• **Vos consignes**
Affichez à l'identique chacune des lignes des enregistrements ci-dessous, en omettant les images.

───── Entrées répertoriées ─────

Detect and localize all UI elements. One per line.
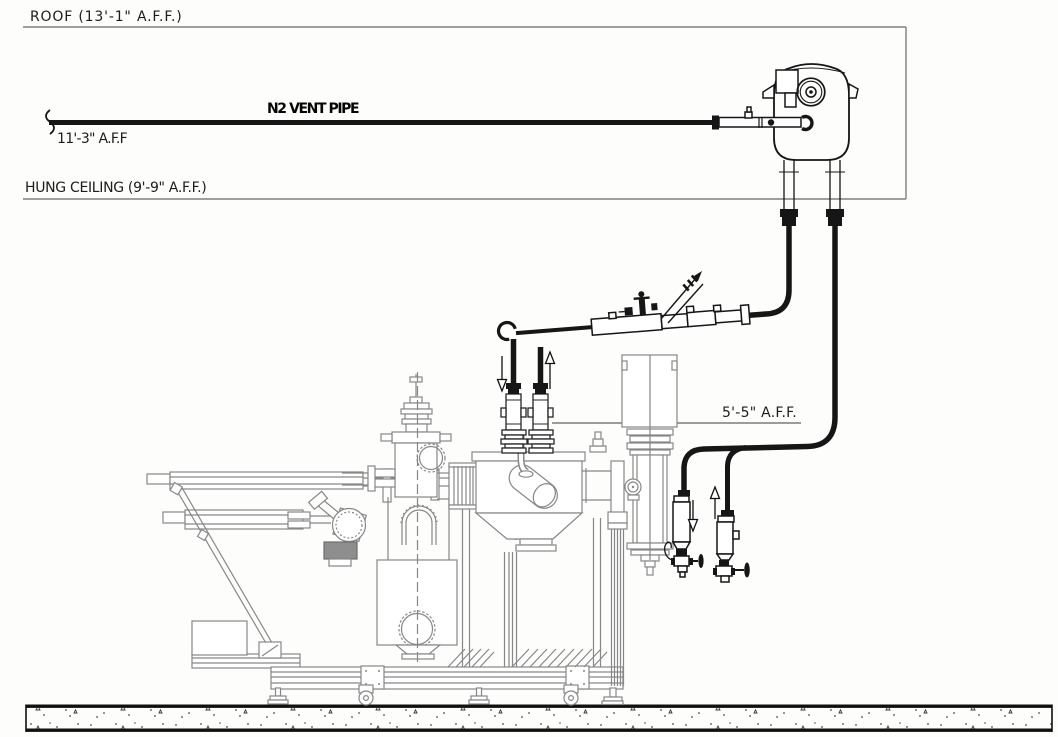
tank-port-icon [797, 78, 825, 106]
tank-lug [763, 85, 774, 98]
inline-filter-right [713, 510, 750, 582]
equipment-elevation-label: 5'-5" A.F.F. [722, 405, 797, 421]
valve-handwheel-icon [698, 554, 703, 568]
cad-canvas: ROOF (13'-1" A.F.F.) HUNG CEILING (9'-9"… [0, 0, 1058, 737]
turbo-column [608, 355, 677, 686]
pipe-end-hook [802, 117, 812, 130]
flow-arrow-down-icon [498, 356, 507, 391]
roof-label: ROOF (13'-1" A.F.F.) [30, 9, 182, 25]
leveling-foot [469, 688, 489, 704]
electronics-box [192, 621, 247, 655]
pipe-bolt-fitting [745, 112, 752, 118]
transfer-arm-lower [163, 510, 331, 529]
n2-vent-pipe-label: N2 VENT PIPE [267, 101, 360, 117]
piping-elevation-drawing: ROOF (13'-1" A.F.F.) HUNG CEILING (9'-9"… [0, 0, 1058, 737]
valve-handwheel-icon [744, 563, 750, 578]
purge-valve-right [713, 560, 750, 582]
leveling-foot [602, 688, 623, 705]
floor-slab [26, 705, 1052, 733]
inline-filter-left [665, 490, 704, 577]
chamber-motor [324, 542, 357, 559]
lid-bellows-fitting [501, 394, 527, 453]
small-process-chamber [309, 491, 367, 566]
manifold-elbow [498, 322, 515, 339]
tank-lug [849, 84, 858, 98]
lid-bellows-fitting [528, 394, 554, 453]
n2-vent-pipe-run [46, 107, 812, 134]
n2-receiver-tank [763, 64, 858, 226]
base-gusset-hatch [448, 649, 607, 667]
vent-pipe-elevation-label: 11'-3" A.F.F [57, 131, 128, 147]
column-strut [611, 461, 624, 514]
pipe-union-dot [768, 119, 774, 125]
caster-wheel-icon [359, 685, 373, 705]
caster-wheel-icon [564, 685, 578, 705]
equipment-assembly [147, 355, 677, 705]
annotations: ROOF (13'-1" A.F.F.) HUNG CEILING (9'-9"… [25, 9, 797, 421]
tank-leg [825, 160, 845, 226]
tank-leg [779, 160, 799, 226]
flow-arrow-up-icon [711, 487, 720, 519]
tank-drop-pipe-left [746, 226, 789, 316]
gate-valve [449, 463, 477, 509]
tank-drop-pipe-right [684, 226, 835, 496]
arch-flange [402, 506, 436, 545]
hung-ceiling-label: HUNG CEILING (9'-9" A.F.F.) [25, 180, 207, 196]
manifold-valve-cluster [617, 290, 658, 317]
leveling-foot [268, 688, 288, 704]
drop-branch-pipe [728, 448, 747, 515]
pipe-flange [712, 116, 719, 130]
chamber-funnel [476, 513, 582, 539]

─────

• **Résultat obtenu**
Detect and localize all UI elements. One per line.
tank-port-icon [797, 78, 825, 106]
tank-lug [763, 85, 774, 98]
inline-filter-right [713, 510, 750, 582]
equipment-elevation-label: 5'-5" A.F.F. [722, 405, 797, 421]
valve-handwheel-icon [698, 554, 703, 568]
cad-canvas: ROOF (13'-1" A.F.F.) HUNG CEILING (9'-9"… [0, 0, 1058, 737]
turbo-column [608, 355, 677, 686]
pipe-end-hook [802, 117, 812, 130]
flow-arrow-down-icon [498, 356, 507, 391]
roof-label: ROOF (13'-1" A.F.F.) [30, 9, 182, 25]
leveling-foot [469, 688, 489, 704]
electronics-box [192, 621, 247, 655]
pipe-bolt-fitting [745, 112, 752, 118]
transfer-arm-lower [163, 510, 331, 529]
n2-vent-pipe-label: N2 VENT PIPE [267, 101, 360, 117]
piping-elevation-drawing: ROOF (13'-1" A.F.F.) HUNG CEILING (9'-9"… [0, 0, 1058, 737]
valve-handwheel-icon [744, 563, 750, 578]
purge-valve-right [713, 560, 750, 582]
leveling-foot [602, 688, 623, 705]
floor-slab [26, 705, 1052, 733]
inline-filter-left [665, 490, 704, 577]
chamber-motor [324, 542, 357, 559]
lid-bellows-fitting [501, 394, 527, 453]
small-process-chamber [309, 491, 367, 566]
manifold-elbow [498, 322, 515, 339]
tank-lug [849, 84, 858, 98]
lid-bellows-fitting [528, 394, 554, 453]
n2-vent-pipe-run [46, 107, 812, 134]
n2-receiver-tank [763, 64, 858, 226]
base-gusset-hatch [448, 649, 607, 667]
vent-pipe-elevation-label: 11'-3" A.F.F [57, 131, 128, 147]
column-strut [611, 461, 624, 514]
pipe-union-dot [768, 119, 774, 125]
caster-wheel-icon [359, 685, 373, 705]
caster-wheel-icon [564, 685, 578, 705]
equipment-assembly [147, 355, 677, 705]
annotations: ROOF (13'-1" A.F.F.) HUNG CEILING (9'-9"… [25, 9, 797, 421]
tank-leg [825, 160, 845, 226]
tank-leg [779, 160, 799, 226]
flow-arrow-up-icon [711, 487, 720, 519]
tank-drop-pipe-left [746, 226, 789, 316]
gate-valve [449, 463, 477, 509]
tank-drop-pipe-right [684, 226, 835, 496]
arch-flange [402, 506, 436, 545]
hung-ceiling-label: HUNG CEILING (9'-9" A.F.F.) [25, 180, 207, 196]
manifold-valve-cluster [617, 290, 658, 317]
leveling-foot [268, 688, 288, 704]
drop-branch-pipe [728, 448, 747, 515]
pipe-flange [712, 116, 719, 130]
chamber-funnel [476, 513, 582, 539]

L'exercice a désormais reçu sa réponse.